* RECORDS *
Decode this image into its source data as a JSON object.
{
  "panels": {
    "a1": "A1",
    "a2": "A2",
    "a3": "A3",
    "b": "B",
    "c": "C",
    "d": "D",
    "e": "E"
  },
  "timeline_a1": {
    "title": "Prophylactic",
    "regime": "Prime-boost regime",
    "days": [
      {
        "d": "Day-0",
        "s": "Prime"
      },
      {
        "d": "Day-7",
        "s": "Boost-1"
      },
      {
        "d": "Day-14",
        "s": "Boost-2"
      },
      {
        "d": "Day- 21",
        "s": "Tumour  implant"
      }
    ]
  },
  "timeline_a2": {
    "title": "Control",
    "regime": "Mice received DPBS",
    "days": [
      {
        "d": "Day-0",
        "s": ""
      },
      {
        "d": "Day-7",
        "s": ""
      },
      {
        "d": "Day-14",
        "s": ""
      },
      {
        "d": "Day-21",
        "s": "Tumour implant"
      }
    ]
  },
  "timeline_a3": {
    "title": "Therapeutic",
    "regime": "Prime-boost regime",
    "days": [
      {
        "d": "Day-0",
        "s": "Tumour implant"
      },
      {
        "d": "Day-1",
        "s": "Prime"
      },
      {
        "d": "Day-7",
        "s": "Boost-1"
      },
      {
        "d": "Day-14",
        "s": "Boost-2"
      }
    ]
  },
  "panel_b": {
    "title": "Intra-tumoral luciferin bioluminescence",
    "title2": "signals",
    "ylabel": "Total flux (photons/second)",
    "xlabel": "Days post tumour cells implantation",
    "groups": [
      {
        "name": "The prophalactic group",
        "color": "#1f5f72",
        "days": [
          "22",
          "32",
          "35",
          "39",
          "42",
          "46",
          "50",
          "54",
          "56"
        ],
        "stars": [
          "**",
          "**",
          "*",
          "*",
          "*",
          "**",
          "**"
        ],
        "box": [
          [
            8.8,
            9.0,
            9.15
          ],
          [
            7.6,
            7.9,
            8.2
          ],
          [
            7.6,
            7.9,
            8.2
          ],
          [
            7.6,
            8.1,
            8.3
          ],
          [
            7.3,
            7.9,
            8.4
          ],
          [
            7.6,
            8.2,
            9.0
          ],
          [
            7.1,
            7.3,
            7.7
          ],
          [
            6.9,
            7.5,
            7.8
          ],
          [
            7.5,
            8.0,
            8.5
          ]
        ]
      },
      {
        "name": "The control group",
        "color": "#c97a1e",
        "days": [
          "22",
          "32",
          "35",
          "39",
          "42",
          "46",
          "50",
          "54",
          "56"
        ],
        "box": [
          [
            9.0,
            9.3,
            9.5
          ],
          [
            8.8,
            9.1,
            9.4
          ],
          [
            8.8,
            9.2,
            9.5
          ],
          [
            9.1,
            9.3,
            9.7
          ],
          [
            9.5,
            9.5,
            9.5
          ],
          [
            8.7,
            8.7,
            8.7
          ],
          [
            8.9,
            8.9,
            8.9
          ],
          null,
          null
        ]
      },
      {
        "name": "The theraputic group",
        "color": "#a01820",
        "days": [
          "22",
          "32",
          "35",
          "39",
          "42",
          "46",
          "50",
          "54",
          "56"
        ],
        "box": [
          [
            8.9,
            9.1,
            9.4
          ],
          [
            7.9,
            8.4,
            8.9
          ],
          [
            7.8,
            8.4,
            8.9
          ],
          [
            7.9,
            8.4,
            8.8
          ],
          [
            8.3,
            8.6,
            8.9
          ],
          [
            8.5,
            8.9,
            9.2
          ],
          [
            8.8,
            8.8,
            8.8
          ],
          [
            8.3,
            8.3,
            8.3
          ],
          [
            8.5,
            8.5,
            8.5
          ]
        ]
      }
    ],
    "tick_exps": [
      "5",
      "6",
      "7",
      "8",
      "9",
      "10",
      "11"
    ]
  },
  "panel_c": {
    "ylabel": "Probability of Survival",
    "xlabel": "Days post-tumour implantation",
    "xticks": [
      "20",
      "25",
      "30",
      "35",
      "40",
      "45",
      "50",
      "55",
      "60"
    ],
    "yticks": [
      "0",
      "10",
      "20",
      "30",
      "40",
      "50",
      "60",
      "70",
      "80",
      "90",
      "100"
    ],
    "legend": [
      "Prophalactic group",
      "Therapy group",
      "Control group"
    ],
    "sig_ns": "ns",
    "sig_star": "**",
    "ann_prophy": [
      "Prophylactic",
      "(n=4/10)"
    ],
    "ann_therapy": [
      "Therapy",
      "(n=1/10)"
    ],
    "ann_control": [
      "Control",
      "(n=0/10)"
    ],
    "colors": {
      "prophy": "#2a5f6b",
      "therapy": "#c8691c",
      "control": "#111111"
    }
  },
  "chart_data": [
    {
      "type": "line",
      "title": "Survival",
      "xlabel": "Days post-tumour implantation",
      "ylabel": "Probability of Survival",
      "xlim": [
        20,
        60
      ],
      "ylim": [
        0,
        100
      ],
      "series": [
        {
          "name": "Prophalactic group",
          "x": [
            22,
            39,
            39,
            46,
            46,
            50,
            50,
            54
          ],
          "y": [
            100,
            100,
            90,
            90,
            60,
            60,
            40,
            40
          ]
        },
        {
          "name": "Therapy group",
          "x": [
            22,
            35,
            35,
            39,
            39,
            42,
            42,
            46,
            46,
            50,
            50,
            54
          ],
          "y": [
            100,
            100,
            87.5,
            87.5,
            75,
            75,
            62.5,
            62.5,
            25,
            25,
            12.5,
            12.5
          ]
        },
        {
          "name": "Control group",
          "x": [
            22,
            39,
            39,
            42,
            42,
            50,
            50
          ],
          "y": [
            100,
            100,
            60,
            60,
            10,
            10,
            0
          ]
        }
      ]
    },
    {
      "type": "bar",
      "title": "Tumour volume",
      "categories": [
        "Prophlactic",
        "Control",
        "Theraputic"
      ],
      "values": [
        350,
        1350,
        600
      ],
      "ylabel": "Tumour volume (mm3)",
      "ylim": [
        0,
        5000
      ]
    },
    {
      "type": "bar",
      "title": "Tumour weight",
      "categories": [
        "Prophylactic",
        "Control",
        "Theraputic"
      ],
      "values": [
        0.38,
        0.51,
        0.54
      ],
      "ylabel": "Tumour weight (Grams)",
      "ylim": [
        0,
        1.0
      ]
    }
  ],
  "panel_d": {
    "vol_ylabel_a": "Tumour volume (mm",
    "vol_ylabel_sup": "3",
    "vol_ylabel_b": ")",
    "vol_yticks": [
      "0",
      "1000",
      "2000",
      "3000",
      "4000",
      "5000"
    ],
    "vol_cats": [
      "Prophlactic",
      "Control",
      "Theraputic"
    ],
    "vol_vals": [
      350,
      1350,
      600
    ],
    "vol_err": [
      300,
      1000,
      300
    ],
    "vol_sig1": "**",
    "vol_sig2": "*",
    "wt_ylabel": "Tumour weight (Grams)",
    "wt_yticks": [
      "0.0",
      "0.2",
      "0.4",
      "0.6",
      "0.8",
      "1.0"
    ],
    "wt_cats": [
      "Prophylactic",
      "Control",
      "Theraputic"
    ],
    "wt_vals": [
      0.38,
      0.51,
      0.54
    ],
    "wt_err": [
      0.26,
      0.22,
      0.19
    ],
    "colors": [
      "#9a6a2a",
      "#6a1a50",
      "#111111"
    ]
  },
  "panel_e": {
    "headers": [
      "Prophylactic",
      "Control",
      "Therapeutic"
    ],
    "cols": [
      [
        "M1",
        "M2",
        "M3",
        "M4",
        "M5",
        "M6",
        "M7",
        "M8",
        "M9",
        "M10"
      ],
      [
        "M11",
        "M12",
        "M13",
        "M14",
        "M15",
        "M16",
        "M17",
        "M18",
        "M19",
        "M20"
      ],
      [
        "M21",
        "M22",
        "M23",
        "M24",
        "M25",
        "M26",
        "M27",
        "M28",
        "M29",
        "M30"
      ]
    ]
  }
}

* DIRECTIONS FOR THIS TASK *
Copy all of the data above, character for character.

* RESPONSE BELOW *
Decode this image into its source data as a JSON object.
{
  "panels": {
    "a1": "A1",
    "a2": "A2",
    "a3": "A3",
    "b": "B",
    "c": "C",
    "d": "D",
    "e": "E"
  },
  "timeline_a1": {
    "title": "Prophylactic",
    "regime": "Prime-boost regime",
    "days": [
      {
        "d": "Day-0",
        "s": "Prime"
      },
      {
        "d": "Day-7",
        "s": "Boost-1"
      },
      {
        "d": "Day-14",
        "s": "Boost-2"
      },
      {
        "d": "Day- 21",
        "s": "Tumour  implant"
      }
    ]
  },
  "timeline_a2": {
    "title": "Control",
    "regime": "Mice received DPBS",
    "days": [
      {
        "d": "Day-0",
        "s": ""
      },
      {
        "d": "Day-7",
        "s": ""
      },
      {
        "d": "Day-14",
        "s": ""
      },
      {
        "d": "Day-21",
        "s": "Tumour implant"
      }
    ]
  },
  "timeline_a3": {
    "title": "Therapeutic",
    "regime": "Prime-boost regime",
    "days": [
      {
        "d": "Day-0",
        "s": "Tumour implant"
      },
      {
        "d": "Day-1",
        "s": "Prime"
      },
      {
        "d": "Day-7",
        "s": "Boost-1"
      },
      {
        "d": "Day-14",
        "s": "Boost-2"
      }
    ]
  },
  "panel_b": {
    "title": "Intra-tumoral luciferin bioluminescence",
    "title2": "signals",
    "ylabel": "Total flux (photons/second)",
    "xlabel": "Days post tumour cells implantation",
    "groups": [
      {
        "name": "The prophalactic group",
        "color": "#1f5f72",
        "days": [
          "22",
          "32",
          "35",
          "39",
          "42",
          "46",
          "50",
          "54",
          "56"
        ],
        "stars": [
          "**",
          "**",
          "*",
          "*",
          "*",
          "**",
          "**"
        ],
        "box": [
          [
            8.8,
            9.0,
            9.15
          ],
          [
            7.6,
            7.9,
            8.2
          ],
          [
            7.6,
            7.9,
            8.2
          ],
          [
            7.6,
            8.1,
            8.3
          ],
          [
            7.3,
            7.9,
            8.4
          ],
          [
            7.6,
            8.2,
            9.0
          ],
          [
            7.1,
            7.3,
            7.7
          ],
          [
            6.9,
            7.5,
            7.8
          ],
          [
            7.5,
            8.0,
            8.5
          ]
        ]
      },
      {
        "name": "The control group",
        "color": "#c97a1e",
        "days": [
          "22",
          "32",
          "35",
          "39",
          "42",
          "46",
          "50",
          "54",
          "56"
        ],
        "box": [
          [
            9.0,
            9.3,
            9.5
          ],
          [
            8.8,
            9.1,
            9.4
          ],
          [
            8.8,
            9.2,
            9.5
          ],
          [
            9.1,
            9.3,
            9.7
          ],
          [
            9.5,
            9.5,
            9.5
          ],
          [
            8.7,
            8.7,
            8.7
          ],
          [
            8.9,
            8.9,
            8.9
          ],
          null,
          null
        ]
      },
      {
        "name": "The theraputic group",
        "color": "#a01820",
        "days": [
          "22",
          "32",
          "35",
          "39",
          "42",
          "46",
          "50",
          "54",
          "56"
        ],
        "box": [
          [
            8.9,
            9.1,
            9.4
          ],
          [
            7.9,
            8.4,
            8.9
          ],
          [
            7.8,
            8.4,
            8.9
          ],
          [
            7.9,
            8.4,
            8.8
          ],
          [
            8.3,
            8.6,
            8.9
          ],
          [
            8.5,
            8.9,
            9.2
          ],
          [
            8.8,
            8.8,
            8.8
          ],
          [
            8.3,
            8.3,
            8.3
          ],
          [
            8.5,
            8.5,
            8.5
          ]
        ]
      }
    ],
    "tick_exps": [
      "5",
      "6",
      "7",
      "8",
      "9",
      "10",
      "11"
    ]
  },
  "panel_c": {
    "ylabel": "Probability of Survival",
    "xlabel": "Days post-tumour implantation",
    "xticks": [
      "20",
      "25",
      "30",
      "35",
      "40",
      "45",
      "50",
      "55",
      "60"
    ],
    "yticks": [
      "0",
      "10",
      "20",
      "30",
      "40",
      "50",
      "60",
      "70",
      "80",
      "90",
      "100"
    ],
    "legend": [
      "Prophalactic group",
      "Therapy group",
      "Control group"
    ],
    "sig_ns": "ns",
    "sig_star": "**",
    "ann_prophy": [
      "Prophylactic",
      "(n=4/10)"
    ],
    "ann_therapy": [
      "Therapy",
      "(n=1/10)"
    ],
    "ann_control": [
      "Control",
      "(n=0/10)"
    ],
    "colors": {
      "prophy": "#2a5f6b",
      "therapy": "#c8691c",
      "control": "#111111"
    }
  },
  "chart_data": [
    {
      "type": "line",
      "title": "Survival",
      "xlabel": "Days post-tumour implantation",
      "ylabel": "Probability of Survival",
      "xlim": [
        20,
        60
      ],
      "ylim": [
        0,
        100
      ],
      "series": [
        {
          "name": "Prophalactic group",
          "x": [
            22,
            39,
            39,
            46,
            46,
            50,
            50,
            54
          ],
          "y": [
            100,
            100,
            90,
            90,
            60,
            60,
            40,
            40
          ]
        },
        {
          "name": "Therapy group",
          "x": [
            22,
            35,
            35,
            39,
            39,
            42,
            42,
            46,
            46,
            50,
            50,
            54
          ],
          "y": [
            100,
            100,
            87.5,
            87.5,
            75,
            75,
            62.5,
            62.5,
            25,
            25,
            12.5,
            12.5
          ]
        },
        {
          "name": "Control group",
          "x": [
            22,
            39,
            39,
            42,
            42,
            50,
            50
          ],
          "y": [
            100,
            100,
            60,
            60,
            10,
            10,
            0
          ]
        }
      ]
    },
    {
      "type": "bar",
      "title": "Tumour volume",
      "categories": [
        "Prophlactic",
        "Control",
        "Theraputic"
      ],
      "values": [
        350,
        1350,
        600
      ],
      "ylabel": "Tumour volume (mm3)",
      "ylim": [
        0,
        5000
      ]
    },
    {
      "type": "bar",
      "title": "Tumour weight",
      "categories": [
        "Prophylactic",
        "Control",
        "Theraputic"
      ],
      "values": [
        0.38,
        0.51,
        0.54
      ],
      "ylabel": "Tumour weight (Grams)",
      "ylim": [
        0,
        1.0
      ]
    }
  ],
  "panel_d": {
    "vol_ylabel_a": "Tumour volume (mm",
    "vol_ylabel_sup": "3",
    "vol_ylabel_b": ")",
    "vol_yticks": [
      "0",
      "1000",
      "2000",
      "3000",
      "4000",
      "5000"
    ],
    "vol_cats": [
      "Prophlactic",
      "Control",
      "Theraputic"
    ],
    "vol_vals": [
      350,
      1350,
      600
    ],
    "vol_err": [
      300,
      1000,
      300
    ],
    "vol_sig1": "**",
    "vol_sig2": "*",
    "wt_ylabel": "Tumour weight (Grams)",
    "wt_yticks": [
      "0.0",
      "0.2",
      "0.4",
      "0.6",
      "0.8",
      "1.0"
    ],
    "wt_cats": [
      "Prophylactic",
      "Control",
      "Theraputic"
    ],
    "wt_vals": [
      0.38,
      0.51,
      0.54
    ],
    "wt_err": [
      0.26,
      0.22,
      0.19
    ],
    "colors": [
      "#9a6a2a",
      "#6a1a50",
      "#111111"
    ]
  },
  "panel_e": {
    "headers": [
      "Prophylactic",
      "Control",
      "Therapeutic"
    ],
    "cols": [
      [
        "M1",
        "M2",
        "M3",
        "M4",
        "M5",
        "M6",
        "M7",
        "M8",
        "M9",
        "M10"
      ],
      [
        "M11",
        "M12",
        "M13",
        "M14",
        "M15",
        "M16",
        "M17",
        "M18",
        "M19",
        "M20"
      ],
      [
        "M21",
        "M22",
        "M23",
        "M24",
        "M25",
        "M26",
        "M27",
        "M28",
        "M29",
        "M30"
      ]
    ]
  }
}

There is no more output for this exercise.